RECORDS PROVIDED:
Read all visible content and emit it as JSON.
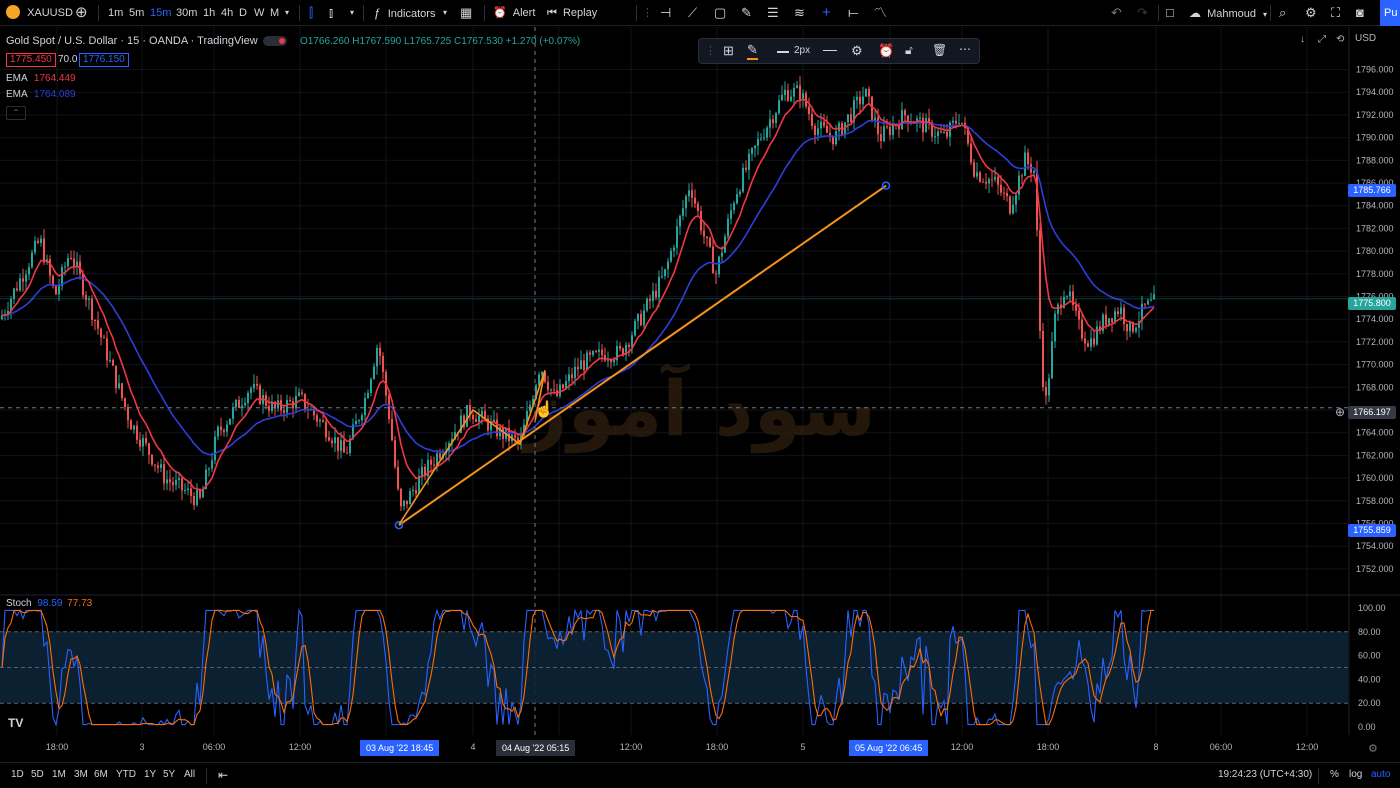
{
  "toolbar": {
    "symbol": "XAUUSD",
    "intervals": [
      "1m",
      "5m",
      "15m",
      "30m",
      "1h",
      "4h",
      "D",
      "W",
      "M"
    ],
    "active_interval": "15m",
    "indicators_label": "Indicators",
    "alert_label": "Alert",
    "replay_label": "Replay",
    "user": "Mahmoud",
    "publish_label": "Pu"
  },
  "legend": {
    "title": "Gold Spot / U.S. Dollar · 15 · OANDA · TradingView",
    "ohlc": "O1766.260 H1767.590 L1765.725 C1767.530 +1.270 (+0.07%)",
    "bid": "1775.450",
    "spread": "70.0",
    "ask": "1776.150",
    "ema1_label": "EMA",
    "ema1_value": "1764.449",
    "ema2_label": "EMA",
    "ema2_value": "1764.089"
  },
  "drawing_toolbar": {
    "width_label": "2px"
  },
  "price_axis": {
    "currency": "USD",
    "ticks": [
      "1796.000",
      "1794.000",
      "1792.000",
      "1790.000",
      "1788.000",
      "1786.000",
      "1784.000",
      "1782.000",
      "1780.000",
      "1778.000",
      "1776.000",
      "1774.000",
      "1772.000",
      "1770.000",
      "1768.000",
      "1766.000",
      "1764.000",
      "1762.000",
      "1760.000",
      "1758.000",
      "1756.000",
      "1754.000",
      "1752.000"
    ],
    "tags": [
      {
        "value": "1785.766",
        "color": "#2962ff"
      },
      {
        "value": "1775.800",
        "color": "#26a69a"
      },
      {
        "value": "1766.197",
        "color": "#363a45"
      },
      {
        "value": "1755.859",
        "color": "#2962ff"
      }
    ]
  },
  "stoch": {
    "label": "Stoch",
    "k": "98.59",
    "d": "77.73",
    "ticks": [
      "100.00",
      "80.00",
      "60.00",
      "40.00",
      "20.00",
      "0.00"
    ]
  },
  "time_axis": {
    "labels": [
      "18:00",
      "3",
      "06:00",
      "12:00",
      "4",
      "12:00",
      "18:00",
      "5",
      "12:00",
      "18:00",
      "8",
      "06:00",
      "12:00"
    ],
    "highlights": [
      "03 Aug '22   18:45",
      "04 Aug '22   05:15",
      "05 Aug '22   06:45"
    ]
  },
  "bottom": {
    "ranges": [
      "1D",
      "5D",
      "1M",
      "3M",
      "6M",
      "YTD",
      "1Y",
      "5Y",
      "All"
    ],
    "clock": "19:24:23 (UTC+4:30)",
    "pct": "%",
    "log": "log",
    "auto": "auto"
  },
  "watermark": "سود آموز",
  "colors": {
    "up": "#26a69a",
    "down": "#ef5350",
    "ema_fast": "#f23645",
    "ema_slow": "#2f3ddb",
    "trend": "#f7931a",
    "stoch_k": "#2962ff",
    "stoch_d": "#ff6d00",
    "accent": "#2962ff"
  }
}
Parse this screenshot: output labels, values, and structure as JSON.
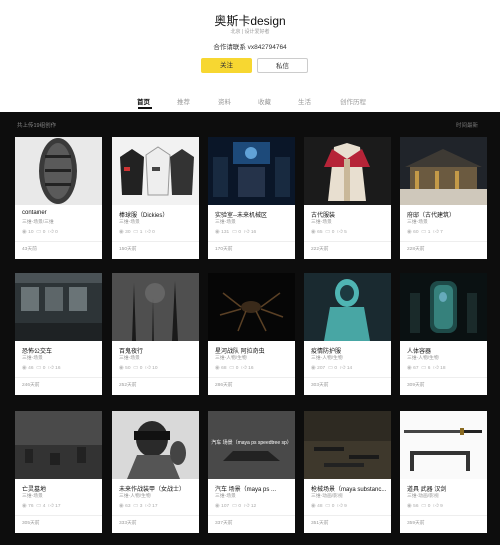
{
  "profile": {
    "name": "奥斯卡design",
    "subtitle": "北京 | 设计爱好者",
    "contact": "合作请联系  vx842794764",
    "follow_label": "关注",
    "message_label": "私信"
  },
  "tabs": [
    "首页",
    "推荐",
    "资料",
    "收藏",
    "生活",
    "创作历程"
  ],
  "section_title": "共上传19组创作",
  "sort_label": "时间最新",
  "overlay_text": "汽车 场景（maya ps speedtree sp）",
  "cards": [
    {
      "title": "container",
      "category": "三维-场景/三维",
      "views": "10",
      "comments": "0",
      "likes": "0",
      "time": "43天前",
      "thumb": "capsule"
    },
    {
      "title": "棒球服（Dickies）",
      "category": "三维-场景",
      "views": "30",
      "comments": "1",
      "likes": "0",
      "time": "150天前",
      "thumb": "jackets"
    },
    {
      "title": "实验室--未来机械区",
      "category": "三维-场景",
      "views": "131",
      "comments": "0",
      "likes": "16",
      "time": "170天前",
      "thumb": "lab"
    },
    {
      "title": "古代服装",
      "category": "三维-场景",
      "views": "65",
      "comments": "0",
      "likes": "5",
      "time": "222天前",
      "thumb": "robe"
    },
    {
      "title": "府邸（古代建筑）",
      "category": "三维-场景",
      "views": "60",
      "comments": "1",
      "likes": "7",
      "time": "228天前",
      "thumb": "palace"
    },
    {
      "title": "恐怖公交车",
      "category": "三维-场景",
      "views": "46",
      "comments": "0",
      "likes": "16",
      "time": "246天前",
      "thumb": "bus"
    },
    {
      "title": "百鬼夜行",
      "category": "三维-场景",
      "views": "50",
      "comments": "0",
      "likes": "10",
      "time": "252天前",
      "thumb": "forest"
    },
    {
      "title": "星河战队 阿拉奇虫",
      "category": "三维-人物/生物",
      "views": "68",
      "comments": "0",
      "likes": "16",
      "time": "286天前",
      "thumb": "spider"
    },
    {
      "title": "疫情防护服",
      "category": "三维-人物/生物",
      "views": "207",
      "comments": "0",
      "likes": "14",
      "time": "303天前",
      "thumb": "hazmat"
    },
    {
      "title": "人体容器",
      "category": "三维-人物/生物",
      "views": "67",
      "comments": "6",
      "likes": "18",
      "time": "309天前",
      "thumb": "pod"
    },
    {
      "title": "亡灵墓地",
      "category": "三维-场景",
      "views": "76",
      "comments": "4",
      "likes": "17",
      "time": "305天前",
      "thumb": "grave"
    },
    {
      "title": "未来作战装甲（女战士）",
      "category": "三维-人物/生物",
      "views": "63",
      "comments": "3",
      "likes": "17",
      "time": "333天前",
      "thumb": "warrior"
    },
    {
      "title": "汽车 场景（maya ps ...",
      "category": "三维-场景",
      "views": "107",
      "comments": "0",
      "likes": "12",
      "time": "337天前",
      "thumb": "car"
    },
    {
      "title": "枪械场景（maya substanc...",
      "category": "三维-动画/影视",
      "views": "48",
      "comments": "0",
      "likes": "9",
      "time": "351天前",
      "thumb": "guns"
    },
    {
      "title": "道具 武器 汉剑",
      "category": "三维-动画/影视",
      "views": "56",
      "comments": "0",
      "likes": "9",
      "time": "359天前",
      "thumb": "sword"
    }
  ]
}
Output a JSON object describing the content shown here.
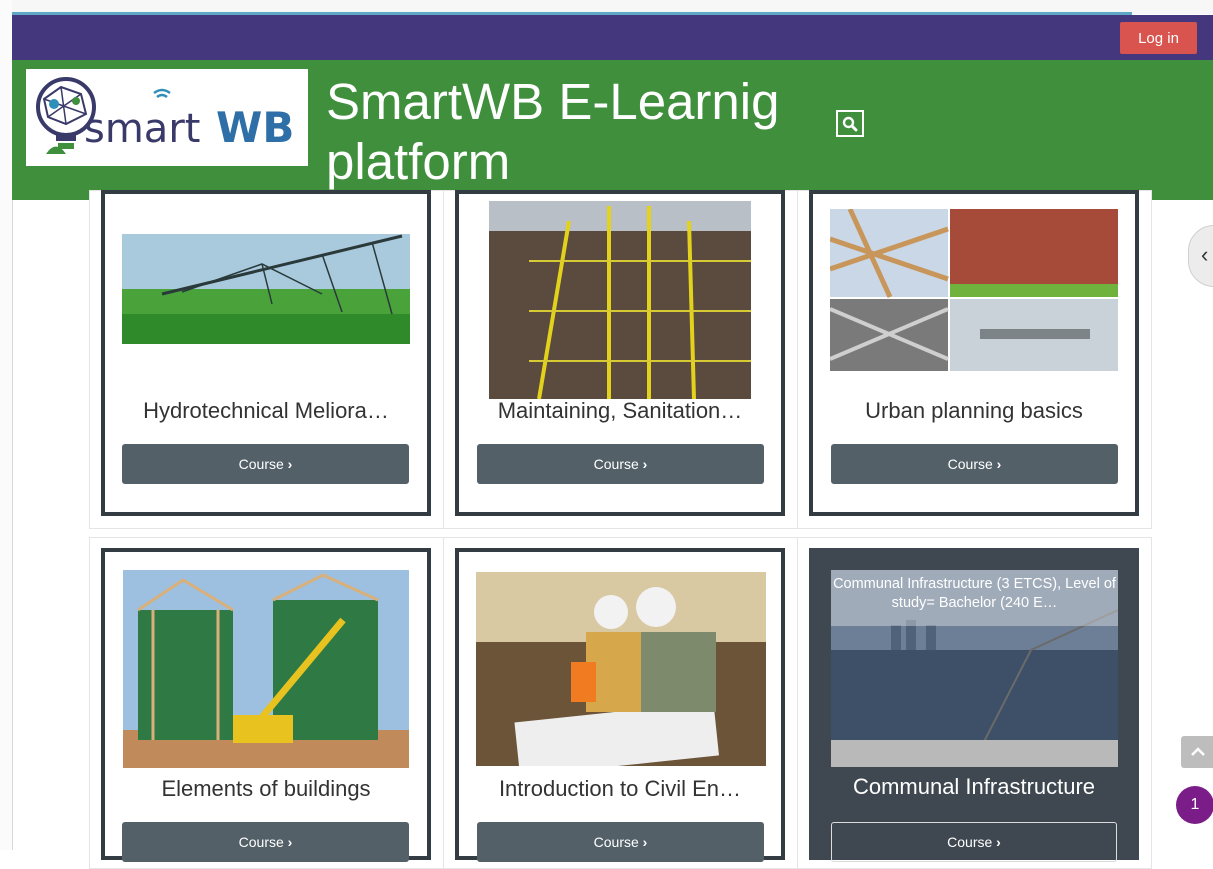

TASK REQUIREMENTS: Reproduce all of the data exactly, omitting each picture it holds.

OUTPUT OF THE TASK:
Read all visible content and emit it as JSON.
{
  "toolbar": {
    "symbol": "XAUUSD",
    "intervals": [
      "1m",
      "5m",
      "15m",
      "30m",
      "1h",
      "4h",
      "D",
      "W",
      "M"
    ],
    "active_interval": "15m",
    "indicators_label": "Indicators",
    "alert_label": "Alert",
    "replay_label": "Replay",
    "user": "Mahmoud",
    "publish_label": "Pu"
  },
  "legend": {
    "title": "Gold Spot / U.S. Dollar · 15 · OANDA · TradingView",
    "ohlc": "O1766.260 H1767.590 L1765.725 C1767.530 +1.270 (+0.07%)",
    "bid": "1775.450",
    "spread": "70.0",
    "ask": "1776.150",
    "ema1_label": "EMA",
    "ema1_value": "1764.449",
    "ema2_label": "EMA",
    "ema2_value": "1764.089"
  },
  "drawing_toolbar": {
    "width_label": "2px"
  },
  "price_axis": {
    "currency": "USD",
    "ticks": [
      "1796.000",
      "1794.000",
      "1792.000",
      "1790.000",
      "1788.000",
      "1786.000",
      "1784.000",
      "1782.000",
      "1780.000",
      "1778.000",
      "1776.000",
      "1774.000",
      "1772.000",
      "1770.000",
      "1768.000",
      "1766.000",
      "1764.000",
      "1762.000",
      "1760.000",
      "1758.000",
      "1756.000",
      "1754.000",
      "1752.000"
    ],
    "tags": [
      {
        "value": "1785.766",
        "color": "#2962ff"
      },
      {
        "value": "1775.800",
        "color": "#26a69a"
      },
      {
        "value": "1766.197",
        "color": "#363a45"
      },
      {
        "value": "1755.859",
        "color": "#2962ff"
      }
    ]
  },
  "stoch": {
    "label": "Stoch",
    "k": "98.59",
    "d": "77.73",
    "ticks": [
      "100.00",
      "80.00",
      "60.00",
      "40.00",
      "20.00",
      "0.00"
    ]
  },
  "time_axis": {
    "labels": [
      "18:00",
      "3",
      "06:00",
      "12:00",
      "4",
      "12:00",
      "18:00",
      "5",
      "12:00",
      "18:00",
      "8",
      "06:00",
      "12:00"
    ],
    "highlights": [
      "03 Aug '22   18:45",
      "04 Aug '22   05:15",
      "05 Aug '22   06:45"
    ]
  },
  "bottom": {
    "ranges": [
      "1D",
      "5D",
      "1M",
      "3M",
      "6M",
      "YTD",
      "1Y",
      "5Y",
      "All"
    ],
    "clock": "19:24:23 (UTC+4:30)",
    "pct": "%",
    "log": "log",
    "auto": "auto"
  },
  "watermark": "سود آموز",
  "colors": {
    "up": "#26a69a",
    "down": "#ef5350",
    "ema_fast": "#f23645",
    "ema_slow": "#2f3ddb",
    "trend": "#f7931a",
    "stoch_k": "#2962ff",
    "stoch_d": "#ff6d00",
    "accent": "#2962ff"
  }
}
Parse this screenshot: output labels, values, and structure as JSON.
{
  "profile": {
    "name": "奥斯卡design",
    "subtitle": "北京 | 设计爱好者",
    "contact": "合作请联系  vx842794764",
    "follow_label": "关注",
    "message_label": "私信"
  },
  "tabs": [
    "首页",
    "推荐",
    "资料",
    "收藏",
    "生活",
    "创作历程"
  ],
  "section_title": "共上传19组创作",
  "sort_label": "时间最新",
  "overlay_text": "汽车 场景（maya ps speedtree sp）",
  "cards": [
    {
      "title": "container",
      "category": "三维-场景/三维",
      "views": "10",
      "comments": "0",
      "likes": "0",
      "time": "43天前",
      "thumb": "capsule"
    },
    {
      "title": "棒球服（Dickies）",
      "category": "三维-场景",
      "views": "30",
      "comments": "1",
      "likes": "0",
      "time": "150天前",
      "thumb": "jackets"
    },
    {
      "title": "实验室--未来机械区",
      "category": "三维-场景",
      "views": "131",
      "comments": "0",
      "likes": "16",
      "time": "170天前",
      "thumb": "lab"
    },
    {
      "title": "古代服装",
      "category": "三维-场景",
      "views": "65",
      "comments": "0",
      "likes": "5",
      "time": "222天前",
      "thumb": "robe"
    },
    {
      "title": "府邸（古代建筑）",
      "category": "三维-场景",
      "views": "60",
      "comments": "1",
      "likes": "7",
      "time": "228天前",
      "thumb": "palace"
    },
    {
      "title": "恐怖公交车",
      "category": "三维-场景",
      "views": "46",
      "comments": "0",
      "likes": "16",
      "time": "246天前",
      "thumb": "bus"
    },
    {
      "title": "百鬼夜行",
      "category": "三维-场景",
      "views": "50",
      "comments": "0",
      "likes": "10",
      "time": "252天前",
      "thumb": "forest"
    },
    {
      "title": "星河战队 阿拉奇虫",
      "category": "三维-人物/生物",
      "views": "68",
      "comments": "0",
      "likes": "16",
      "time": "286天前",
      "thumb": "spider"
    },
    {
      "title": "疫情防护服",
      "category": "三维-人物/生物",
      "views": "207",
      "comments": "0",
      "likes": "14",
      "time": "303天前",
      "thumb": "hazmat"
    },
    {
      "title": "人体容器",
      "category": "三维-人物/生物",
      "views": "67",
      "comments": "6",
      "likes": "18",
      "time": "309天前",
      "thumb": "pod"
    },
    {
      "title": "亡灵墓地",
      "category": "三维-场景",
      "views": "76",
      "comments": "4",
      "likes": "17",
      "time": "305天前",
      "thumb": "grave"
    },
    {
      "title": "未来作战装甲（女战士）",
      "category": "三维-人物/生物",
      "views": "63",
      "comments": "3",
      "likes": "17",
      "time": "333天前",
      "thumb": "warrior"
    },
    {
      "title": "汽车 场景（maya ps ...",
      "category": "三维-场景",
      "views": "107",
      "comments": "0",
      "likes": "12",
      "time": "337天前",
      "thumb": "car"
    },
    {
      "title": "枪械场景（maya substanc...",
      "category": "三维-动画/影视",
      "views": "48",
      "comments": "0",
      "likes": "9",
      "time": "351天前",
      "thumb": "guns"
    },
    {
      "title": "道具 武器 汉剑",
      "category": "三维-动画/影视",
      "views": "56",
      "comments": "0",
      "likes": "9",
      "time": "359天前",
      "thumb": "sword"
    }
  ]
}
Output a JSON object describing the content shown here.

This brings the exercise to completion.